Rewrite the data from its start through the line containing "y-tick-label: 1,0 [40,142,60,156]", replacing every "x-tick-label" with "x-axis tick label". Leave all other text unchanged.

**Data for this task**
::::::::
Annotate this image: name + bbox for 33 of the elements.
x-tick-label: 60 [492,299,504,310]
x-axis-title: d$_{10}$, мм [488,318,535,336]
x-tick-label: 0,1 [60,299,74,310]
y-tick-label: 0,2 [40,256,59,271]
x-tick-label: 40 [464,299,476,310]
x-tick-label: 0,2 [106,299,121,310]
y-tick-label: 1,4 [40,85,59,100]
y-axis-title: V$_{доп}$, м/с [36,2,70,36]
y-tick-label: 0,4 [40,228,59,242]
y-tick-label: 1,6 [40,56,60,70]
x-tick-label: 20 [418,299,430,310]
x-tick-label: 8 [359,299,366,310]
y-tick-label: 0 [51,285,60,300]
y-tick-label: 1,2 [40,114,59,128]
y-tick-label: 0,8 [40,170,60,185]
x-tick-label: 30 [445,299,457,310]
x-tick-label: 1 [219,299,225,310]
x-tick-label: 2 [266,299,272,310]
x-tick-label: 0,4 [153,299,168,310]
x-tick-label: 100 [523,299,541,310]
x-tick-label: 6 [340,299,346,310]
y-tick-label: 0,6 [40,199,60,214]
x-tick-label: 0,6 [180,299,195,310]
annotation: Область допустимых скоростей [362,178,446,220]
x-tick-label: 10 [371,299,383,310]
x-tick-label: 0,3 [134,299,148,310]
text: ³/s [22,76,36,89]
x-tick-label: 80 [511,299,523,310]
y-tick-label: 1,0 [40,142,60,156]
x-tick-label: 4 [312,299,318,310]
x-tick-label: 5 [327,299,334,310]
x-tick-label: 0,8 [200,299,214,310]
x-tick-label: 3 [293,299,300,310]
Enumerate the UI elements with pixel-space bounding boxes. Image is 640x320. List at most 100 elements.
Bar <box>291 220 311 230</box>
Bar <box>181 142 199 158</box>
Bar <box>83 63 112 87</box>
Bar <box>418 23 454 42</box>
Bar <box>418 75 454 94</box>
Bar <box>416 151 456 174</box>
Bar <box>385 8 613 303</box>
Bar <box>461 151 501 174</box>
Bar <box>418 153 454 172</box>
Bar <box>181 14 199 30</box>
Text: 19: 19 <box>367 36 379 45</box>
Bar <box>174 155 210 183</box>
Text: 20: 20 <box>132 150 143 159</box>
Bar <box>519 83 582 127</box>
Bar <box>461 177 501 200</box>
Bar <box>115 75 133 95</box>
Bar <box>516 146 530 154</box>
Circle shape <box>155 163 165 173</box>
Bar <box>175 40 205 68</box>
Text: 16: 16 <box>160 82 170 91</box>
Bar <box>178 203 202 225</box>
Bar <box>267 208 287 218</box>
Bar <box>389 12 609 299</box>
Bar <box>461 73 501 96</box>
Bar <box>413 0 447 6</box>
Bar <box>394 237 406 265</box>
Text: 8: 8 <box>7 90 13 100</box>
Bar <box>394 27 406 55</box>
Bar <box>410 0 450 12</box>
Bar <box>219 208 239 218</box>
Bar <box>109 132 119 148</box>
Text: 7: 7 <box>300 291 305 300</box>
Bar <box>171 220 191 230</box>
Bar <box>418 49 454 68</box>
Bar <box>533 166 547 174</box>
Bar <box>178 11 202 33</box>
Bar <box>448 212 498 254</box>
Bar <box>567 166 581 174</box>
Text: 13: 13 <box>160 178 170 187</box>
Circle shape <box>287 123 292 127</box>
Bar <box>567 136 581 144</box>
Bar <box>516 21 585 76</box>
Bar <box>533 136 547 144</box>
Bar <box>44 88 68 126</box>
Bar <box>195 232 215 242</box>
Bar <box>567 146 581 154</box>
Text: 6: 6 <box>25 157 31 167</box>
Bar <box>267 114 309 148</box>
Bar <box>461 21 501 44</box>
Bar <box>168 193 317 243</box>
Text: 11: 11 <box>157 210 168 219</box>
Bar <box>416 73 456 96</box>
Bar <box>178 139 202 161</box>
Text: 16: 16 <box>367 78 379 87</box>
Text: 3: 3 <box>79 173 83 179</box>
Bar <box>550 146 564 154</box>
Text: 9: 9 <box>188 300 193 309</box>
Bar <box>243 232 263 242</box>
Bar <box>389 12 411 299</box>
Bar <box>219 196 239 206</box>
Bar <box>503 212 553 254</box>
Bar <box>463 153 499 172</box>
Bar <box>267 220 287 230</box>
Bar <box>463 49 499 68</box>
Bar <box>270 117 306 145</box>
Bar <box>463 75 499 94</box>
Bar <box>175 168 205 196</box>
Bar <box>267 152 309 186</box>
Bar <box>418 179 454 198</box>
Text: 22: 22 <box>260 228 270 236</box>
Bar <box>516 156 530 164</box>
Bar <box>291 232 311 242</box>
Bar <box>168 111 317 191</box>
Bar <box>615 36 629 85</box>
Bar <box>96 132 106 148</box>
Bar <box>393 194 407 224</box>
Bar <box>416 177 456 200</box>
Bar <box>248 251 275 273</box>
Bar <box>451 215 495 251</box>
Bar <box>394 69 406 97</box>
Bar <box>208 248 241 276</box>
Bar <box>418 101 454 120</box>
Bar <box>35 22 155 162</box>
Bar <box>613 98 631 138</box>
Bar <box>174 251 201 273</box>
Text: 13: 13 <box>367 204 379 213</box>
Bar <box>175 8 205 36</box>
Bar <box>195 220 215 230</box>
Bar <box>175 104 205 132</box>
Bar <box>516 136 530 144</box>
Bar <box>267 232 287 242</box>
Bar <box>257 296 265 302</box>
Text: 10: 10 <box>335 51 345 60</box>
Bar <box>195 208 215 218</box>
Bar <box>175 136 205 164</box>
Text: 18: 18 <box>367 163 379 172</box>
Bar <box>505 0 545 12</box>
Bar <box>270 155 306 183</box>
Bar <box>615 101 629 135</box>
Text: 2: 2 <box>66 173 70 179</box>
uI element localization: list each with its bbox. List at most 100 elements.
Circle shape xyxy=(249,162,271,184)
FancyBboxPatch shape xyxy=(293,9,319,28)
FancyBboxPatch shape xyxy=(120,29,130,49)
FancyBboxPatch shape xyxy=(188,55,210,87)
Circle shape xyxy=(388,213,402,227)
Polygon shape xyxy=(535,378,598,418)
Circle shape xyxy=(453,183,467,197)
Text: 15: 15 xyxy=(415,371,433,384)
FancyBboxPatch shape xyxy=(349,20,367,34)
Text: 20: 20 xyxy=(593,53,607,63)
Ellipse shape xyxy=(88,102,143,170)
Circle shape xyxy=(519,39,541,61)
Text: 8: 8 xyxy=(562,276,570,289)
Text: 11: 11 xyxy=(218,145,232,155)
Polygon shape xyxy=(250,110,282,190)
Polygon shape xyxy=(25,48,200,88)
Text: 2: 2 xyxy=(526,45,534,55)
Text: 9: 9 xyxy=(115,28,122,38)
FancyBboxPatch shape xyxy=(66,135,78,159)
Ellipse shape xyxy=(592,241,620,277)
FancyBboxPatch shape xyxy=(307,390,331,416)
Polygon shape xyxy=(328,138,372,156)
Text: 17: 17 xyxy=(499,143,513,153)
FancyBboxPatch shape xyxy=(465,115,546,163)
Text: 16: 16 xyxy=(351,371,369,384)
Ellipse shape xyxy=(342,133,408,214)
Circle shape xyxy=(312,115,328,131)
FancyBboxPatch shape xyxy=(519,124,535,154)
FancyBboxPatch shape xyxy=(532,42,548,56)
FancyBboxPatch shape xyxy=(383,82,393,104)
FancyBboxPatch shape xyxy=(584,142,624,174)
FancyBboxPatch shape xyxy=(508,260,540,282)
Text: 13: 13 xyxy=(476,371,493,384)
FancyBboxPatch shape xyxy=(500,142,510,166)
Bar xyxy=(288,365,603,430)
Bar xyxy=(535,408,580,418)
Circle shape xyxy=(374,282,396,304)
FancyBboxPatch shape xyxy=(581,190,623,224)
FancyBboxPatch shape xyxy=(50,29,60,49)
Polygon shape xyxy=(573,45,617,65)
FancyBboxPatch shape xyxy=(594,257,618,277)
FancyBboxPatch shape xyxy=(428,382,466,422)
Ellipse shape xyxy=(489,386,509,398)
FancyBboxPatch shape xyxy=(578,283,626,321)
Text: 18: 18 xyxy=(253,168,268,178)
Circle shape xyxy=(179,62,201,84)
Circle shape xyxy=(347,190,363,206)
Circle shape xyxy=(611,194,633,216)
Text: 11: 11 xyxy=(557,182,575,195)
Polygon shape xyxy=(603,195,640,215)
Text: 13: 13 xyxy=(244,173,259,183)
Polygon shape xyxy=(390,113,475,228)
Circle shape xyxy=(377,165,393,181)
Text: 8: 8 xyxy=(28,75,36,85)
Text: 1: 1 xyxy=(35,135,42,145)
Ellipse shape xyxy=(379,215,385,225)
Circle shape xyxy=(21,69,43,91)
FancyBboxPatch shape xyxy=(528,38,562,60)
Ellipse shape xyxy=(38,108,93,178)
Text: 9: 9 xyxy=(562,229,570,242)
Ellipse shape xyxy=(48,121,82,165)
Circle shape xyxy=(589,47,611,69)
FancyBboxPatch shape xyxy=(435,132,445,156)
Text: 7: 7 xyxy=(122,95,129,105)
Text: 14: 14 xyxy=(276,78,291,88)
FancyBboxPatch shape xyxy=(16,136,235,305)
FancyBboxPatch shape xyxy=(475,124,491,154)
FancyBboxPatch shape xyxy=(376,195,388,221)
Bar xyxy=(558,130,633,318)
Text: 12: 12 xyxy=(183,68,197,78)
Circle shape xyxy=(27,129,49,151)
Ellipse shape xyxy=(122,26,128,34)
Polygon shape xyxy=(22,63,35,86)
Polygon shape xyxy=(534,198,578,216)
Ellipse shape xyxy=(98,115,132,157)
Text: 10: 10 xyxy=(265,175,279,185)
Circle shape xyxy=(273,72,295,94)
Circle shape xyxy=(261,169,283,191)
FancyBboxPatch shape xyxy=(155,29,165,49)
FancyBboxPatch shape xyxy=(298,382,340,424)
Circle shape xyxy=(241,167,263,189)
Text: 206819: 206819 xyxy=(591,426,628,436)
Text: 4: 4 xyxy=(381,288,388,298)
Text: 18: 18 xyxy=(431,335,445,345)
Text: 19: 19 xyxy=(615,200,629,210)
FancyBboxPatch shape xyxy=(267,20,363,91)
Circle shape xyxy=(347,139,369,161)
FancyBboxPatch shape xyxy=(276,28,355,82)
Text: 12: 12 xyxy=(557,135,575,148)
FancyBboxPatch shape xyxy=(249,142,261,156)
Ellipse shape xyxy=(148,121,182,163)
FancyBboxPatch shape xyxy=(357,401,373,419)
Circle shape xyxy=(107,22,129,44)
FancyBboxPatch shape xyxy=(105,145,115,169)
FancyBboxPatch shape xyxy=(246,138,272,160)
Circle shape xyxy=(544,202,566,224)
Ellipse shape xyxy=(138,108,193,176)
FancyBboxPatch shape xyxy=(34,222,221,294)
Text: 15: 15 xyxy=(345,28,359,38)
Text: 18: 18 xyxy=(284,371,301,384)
::::::::
**Written reply**
Annotate this image: name + bbox for 33 of the elements.
x-axis tick label: 60 [492,299,504,310]
x-axis-title: d$_{10}$, мм [488,318,535,336]
x-axis tick label: 0,1 [60,299,74,310]
y-tick-label: 0,2 [40,256,59,271]
x-axis tick label: 40 [464,299,476,310]
x-axis tick label: 0,2 [106,299,121,310]
y-tick-label: 1,4 [40,85,59,100]
y-axis-title: V$_{доп}$, м/с [36,2,70,36]
y-tick-label: 0,4 [40,228,59,242]
y-tick-label: 1,6 [40,56,60,70]
x-axis tick label: 20 [418,299,430,310]
x-axis tick label: 8 [359,299,366,310]
y-tick-label: 0 [51,285,60,300]
y-tick-label: 1,2 [40,114,59,128]
y-tick-label: 0,8 [40,170,60,185]
x-axis tick label: 30 [445,299,457,310]
x-axis tick label: 1 [219,299,225,310]
x-axis tick label: 2 [266,299,272,310]
x-axis tick label: 0,4 [153,299,168,310]
x-axis tick label: 100 [523,299,541,310]
x-axis tick label: 6 [340,299,346,310]
y-tick-label: 0,6 [40,199,60,214]
x-axis tick label: 0,6 [180,299,195,310]
annotation: Область допустимых скоростей [362,178,446,220]
x-axis tick label: 10 [371,299,383,310]
x-axis tick label: 0,3 [134,299,148,310]
text: ³/s [22,76,36,89]
x-axis tick label: 80 [511,299,523,310]
y-tick-label: 1,0 [40,142,60,156]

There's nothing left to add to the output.